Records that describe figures
- - -

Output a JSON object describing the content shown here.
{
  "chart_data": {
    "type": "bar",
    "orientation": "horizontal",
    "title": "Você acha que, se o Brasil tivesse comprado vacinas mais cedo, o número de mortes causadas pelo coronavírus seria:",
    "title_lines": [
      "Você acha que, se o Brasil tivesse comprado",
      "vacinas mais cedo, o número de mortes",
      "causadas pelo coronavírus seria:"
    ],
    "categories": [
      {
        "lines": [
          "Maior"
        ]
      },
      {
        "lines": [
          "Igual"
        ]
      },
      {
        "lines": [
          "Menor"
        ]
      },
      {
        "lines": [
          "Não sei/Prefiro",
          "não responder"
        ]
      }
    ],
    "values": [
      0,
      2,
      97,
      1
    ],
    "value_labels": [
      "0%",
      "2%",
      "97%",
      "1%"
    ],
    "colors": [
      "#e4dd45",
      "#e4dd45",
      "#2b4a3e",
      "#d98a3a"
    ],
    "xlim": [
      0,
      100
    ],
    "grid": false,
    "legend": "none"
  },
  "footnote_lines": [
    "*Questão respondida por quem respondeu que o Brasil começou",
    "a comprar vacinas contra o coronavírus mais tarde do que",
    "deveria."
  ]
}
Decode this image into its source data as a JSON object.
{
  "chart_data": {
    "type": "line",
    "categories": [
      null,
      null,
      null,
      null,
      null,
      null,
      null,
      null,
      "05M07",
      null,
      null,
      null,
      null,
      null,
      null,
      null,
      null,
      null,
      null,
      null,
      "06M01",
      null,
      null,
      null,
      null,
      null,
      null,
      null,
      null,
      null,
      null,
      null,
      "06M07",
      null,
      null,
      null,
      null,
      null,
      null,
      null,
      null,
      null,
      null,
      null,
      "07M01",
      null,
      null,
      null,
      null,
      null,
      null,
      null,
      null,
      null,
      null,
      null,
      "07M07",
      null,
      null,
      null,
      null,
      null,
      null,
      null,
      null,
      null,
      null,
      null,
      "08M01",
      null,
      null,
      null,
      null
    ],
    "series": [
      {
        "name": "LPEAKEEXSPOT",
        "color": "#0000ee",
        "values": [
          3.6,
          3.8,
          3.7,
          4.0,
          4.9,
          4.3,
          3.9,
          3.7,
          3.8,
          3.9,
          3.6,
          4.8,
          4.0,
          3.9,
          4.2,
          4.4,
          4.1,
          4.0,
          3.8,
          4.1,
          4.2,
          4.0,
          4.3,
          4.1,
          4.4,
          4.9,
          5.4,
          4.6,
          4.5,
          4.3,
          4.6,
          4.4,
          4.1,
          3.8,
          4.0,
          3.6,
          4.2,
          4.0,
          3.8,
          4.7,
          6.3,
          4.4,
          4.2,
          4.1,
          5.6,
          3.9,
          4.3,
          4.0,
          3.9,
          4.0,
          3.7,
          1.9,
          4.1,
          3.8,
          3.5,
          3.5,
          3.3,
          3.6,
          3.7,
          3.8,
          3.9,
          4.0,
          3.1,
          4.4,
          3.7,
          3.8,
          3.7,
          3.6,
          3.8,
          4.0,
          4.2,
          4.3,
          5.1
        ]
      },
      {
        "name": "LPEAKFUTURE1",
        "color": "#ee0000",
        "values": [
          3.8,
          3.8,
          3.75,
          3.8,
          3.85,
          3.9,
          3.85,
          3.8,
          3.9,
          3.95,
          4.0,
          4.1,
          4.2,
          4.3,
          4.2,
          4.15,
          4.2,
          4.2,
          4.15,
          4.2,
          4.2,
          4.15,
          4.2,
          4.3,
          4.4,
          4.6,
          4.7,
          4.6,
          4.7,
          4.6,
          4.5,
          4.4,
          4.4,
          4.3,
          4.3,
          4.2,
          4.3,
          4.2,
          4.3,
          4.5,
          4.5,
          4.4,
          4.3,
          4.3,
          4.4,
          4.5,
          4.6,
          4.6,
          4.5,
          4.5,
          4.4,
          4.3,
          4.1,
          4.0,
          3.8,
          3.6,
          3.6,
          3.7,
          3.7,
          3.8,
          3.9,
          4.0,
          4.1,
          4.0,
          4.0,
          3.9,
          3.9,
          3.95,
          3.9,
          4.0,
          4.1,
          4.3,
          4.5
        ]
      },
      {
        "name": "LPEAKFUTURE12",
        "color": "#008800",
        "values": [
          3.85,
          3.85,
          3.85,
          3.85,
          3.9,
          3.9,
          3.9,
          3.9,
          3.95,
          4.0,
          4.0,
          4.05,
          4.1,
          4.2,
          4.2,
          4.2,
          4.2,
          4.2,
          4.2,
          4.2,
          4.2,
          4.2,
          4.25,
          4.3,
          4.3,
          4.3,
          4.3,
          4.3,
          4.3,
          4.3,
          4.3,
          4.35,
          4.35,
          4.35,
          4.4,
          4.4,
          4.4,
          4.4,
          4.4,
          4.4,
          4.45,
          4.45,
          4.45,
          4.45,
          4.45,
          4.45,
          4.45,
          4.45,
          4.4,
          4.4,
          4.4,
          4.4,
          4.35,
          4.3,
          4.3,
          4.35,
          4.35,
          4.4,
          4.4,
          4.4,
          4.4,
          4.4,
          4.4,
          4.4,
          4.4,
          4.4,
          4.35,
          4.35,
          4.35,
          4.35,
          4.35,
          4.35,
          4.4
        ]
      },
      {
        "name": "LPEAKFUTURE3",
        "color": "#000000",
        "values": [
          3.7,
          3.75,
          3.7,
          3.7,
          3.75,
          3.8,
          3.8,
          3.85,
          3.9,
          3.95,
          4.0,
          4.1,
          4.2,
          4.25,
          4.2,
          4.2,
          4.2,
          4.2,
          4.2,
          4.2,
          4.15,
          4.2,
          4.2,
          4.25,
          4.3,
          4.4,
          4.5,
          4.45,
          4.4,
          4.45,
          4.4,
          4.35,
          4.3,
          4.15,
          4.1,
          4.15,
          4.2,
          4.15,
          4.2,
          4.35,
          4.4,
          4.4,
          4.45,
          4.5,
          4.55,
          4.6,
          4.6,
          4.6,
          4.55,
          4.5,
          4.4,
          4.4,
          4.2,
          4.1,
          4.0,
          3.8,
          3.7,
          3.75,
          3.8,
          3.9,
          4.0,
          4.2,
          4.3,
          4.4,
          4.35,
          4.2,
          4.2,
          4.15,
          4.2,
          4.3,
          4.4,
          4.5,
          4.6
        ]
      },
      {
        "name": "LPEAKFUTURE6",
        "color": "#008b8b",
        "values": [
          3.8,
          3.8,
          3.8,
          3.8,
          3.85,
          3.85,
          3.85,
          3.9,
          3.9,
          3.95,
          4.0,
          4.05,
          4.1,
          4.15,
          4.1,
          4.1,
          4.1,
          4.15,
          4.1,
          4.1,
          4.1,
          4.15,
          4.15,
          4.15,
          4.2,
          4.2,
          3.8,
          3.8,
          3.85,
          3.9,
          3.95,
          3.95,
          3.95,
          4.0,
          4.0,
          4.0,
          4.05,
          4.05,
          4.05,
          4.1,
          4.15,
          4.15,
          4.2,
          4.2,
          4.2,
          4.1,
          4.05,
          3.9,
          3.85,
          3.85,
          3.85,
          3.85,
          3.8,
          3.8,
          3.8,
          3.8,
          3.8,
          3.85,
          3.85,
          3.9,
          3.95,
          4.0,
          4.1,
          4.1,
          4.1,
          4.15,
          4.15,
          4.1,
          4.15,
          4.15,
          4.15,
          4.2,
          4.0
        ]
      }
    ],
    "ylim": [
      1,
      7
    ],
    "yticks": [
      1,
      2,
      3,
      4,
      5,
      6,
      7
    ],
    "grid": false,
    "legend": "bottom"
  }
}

- - -

• Exercise aim
Tally up the lines holding the string "acha" in this listing, and report the total alone.

• Response for this exercise
2